# Task material start
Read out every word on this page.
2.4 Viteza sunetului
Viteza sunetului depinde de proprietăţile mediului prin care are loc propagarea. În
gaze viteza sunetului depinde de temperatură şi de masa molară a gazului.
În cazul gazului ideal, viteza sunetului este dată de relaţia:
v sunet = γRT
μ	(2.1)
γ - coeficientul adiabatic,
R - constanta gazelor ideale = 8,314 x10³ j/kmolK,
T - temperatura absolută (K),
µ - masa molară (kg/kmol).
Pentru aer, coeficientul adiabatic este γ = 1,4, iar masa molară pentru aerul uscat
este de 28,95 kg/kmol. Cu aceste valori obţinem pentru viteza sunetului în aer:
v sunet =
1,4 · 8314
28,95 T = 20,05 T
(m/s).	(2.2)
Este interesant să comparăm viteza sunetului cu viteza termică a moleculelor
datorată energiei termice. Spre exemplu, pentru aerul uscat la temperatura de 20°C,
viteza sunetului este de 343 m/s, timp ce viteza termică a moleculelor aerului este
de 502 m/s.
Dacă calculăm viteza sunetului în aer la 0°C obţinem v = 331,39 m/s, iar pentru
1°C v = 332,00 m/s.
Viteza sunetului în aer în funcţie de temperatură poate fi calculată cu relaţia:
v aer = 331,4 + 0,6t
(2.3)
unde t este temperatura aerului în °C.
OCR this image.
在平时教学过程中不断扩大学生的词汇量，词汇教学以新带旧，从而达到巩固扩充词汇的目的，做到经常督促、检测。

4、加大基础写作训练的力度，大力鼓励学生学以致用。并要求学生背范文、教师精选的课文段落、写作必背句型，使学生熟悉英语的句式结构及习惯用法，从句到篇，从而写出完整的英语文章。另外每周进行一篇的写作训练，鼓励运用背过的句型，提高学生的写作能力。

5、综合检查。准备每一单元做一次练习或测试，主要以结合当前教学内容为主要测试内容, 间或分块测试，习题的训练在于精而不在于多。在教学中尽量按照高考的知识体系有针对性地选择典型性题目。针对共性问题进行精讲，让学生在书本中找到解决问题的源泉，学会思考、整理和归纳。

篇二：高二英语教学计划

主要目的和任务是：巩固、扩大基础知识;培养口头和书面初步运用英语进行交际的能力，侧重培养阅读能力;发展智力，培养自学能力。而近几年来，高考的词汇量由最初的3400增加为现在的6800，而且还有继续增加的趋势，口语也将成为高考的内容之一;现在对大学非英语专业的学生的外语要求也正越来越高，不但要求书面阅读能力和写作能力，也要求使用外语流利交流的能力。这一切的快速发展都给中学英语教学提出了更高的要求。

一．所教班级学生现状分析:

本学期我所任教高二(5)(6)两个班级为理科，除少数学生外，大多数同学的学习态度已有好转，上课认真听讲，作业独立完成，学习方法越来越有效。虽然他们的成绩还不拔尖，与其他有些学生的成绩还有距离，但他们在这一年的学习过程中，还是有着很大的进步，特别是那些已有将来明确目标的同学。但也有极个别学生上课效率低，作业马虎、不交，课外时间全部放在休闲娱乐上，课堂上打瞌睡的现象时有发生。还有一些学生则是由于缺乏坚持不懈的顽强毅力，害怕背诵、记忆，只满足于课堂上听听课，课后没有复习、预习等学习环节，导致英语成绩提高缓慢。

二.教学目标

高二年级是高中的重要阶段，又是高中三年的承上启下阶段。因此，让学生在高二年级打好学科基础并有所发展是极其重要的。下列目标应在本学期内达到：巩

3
# Task material end
Instructions for the task :: Output exactly the lines from the one containing "OCR this image." through the last line of the entries, both ends included.

Full response ::
OCR this image.
在平时教学过程中不断扩大学生的词汇量，词汇教学以新带旧，从而达到巩固扩充词汇的目的，做到经常督促、检测。

4、加大基础写作训练的力度，大力鼓励学生学以致用。并要求学生背范文、教师精选的课文段落、写作必背句型，使学生熟悉英语的句式结构及习惯用法，从句到篇，从而写出完整的英语文章。另外每周进行一篇的写作训练，鼓励运用背过的句型，提高学生的写作能力。

5、综合检查。准备每一单元做一次练习或测试，主要以结合当前教学内容为主要测试内容, 间或分块测试，习题的训练在于精而不在于多。在教学中尽量按照高考的知识体系有针对性地选择典型性题目。针对共性问题进行精讲，让学生在书本中找到解决问题的源泉，学会思考、整理和归纳。

篇二：高二英语教学计划

主要目的和任务是：巩固、扩大基础知识;培养口头和书面初步运用英语进行交际的能力，侧重培养阅读能力;发展智力，培养自学能力。而近几年来，高考的词汇量由最初的3400增加为现在的6800，而且还有继续增加的趋势，口语也将成为高考的内容之一;现在对大学非英语专业的学生的外语要求也正越来越高，不但要求书面阅读能力和写作能力，也要求使用外语流利交流的能力。这一切的快速发展都给中学英语教学提出了更高的要求。

一．所教班级学生现状分析:

本学期我所任教高二(5)(6)两个班级为理科，除少数学生外，大多数同学的学习态度已有好转，上课认真听讲，作业独立完成，学习方法越来越有效。虽然他们的成绩还不拔尖，与其他有些学生的成绩还有距离，但他们在这一年的学习过程中，还是有着很大的进步，特别是那些已有将来明确目标的同学。但也有极个别学生上课效率低，作业马虎、不交，课外时间全部放在休闲娱乐上，课堂上打瞌睡的现象时有发生。还有一些学生则是由于缺乏坚持不懈的顽强毅力，害怕背诵、记忆，只满足于课堂上听听课，课后没有复习、预习等学习环节，导致英语成绩提高缓慢。

二.教学目标

高二年级是高中的重要阶段，又是高中三年的承上启下阶段。因此，让学生在高二年级打好学科基础并有所发展是极其重要的。下列目标应在本学期内达到：巩

3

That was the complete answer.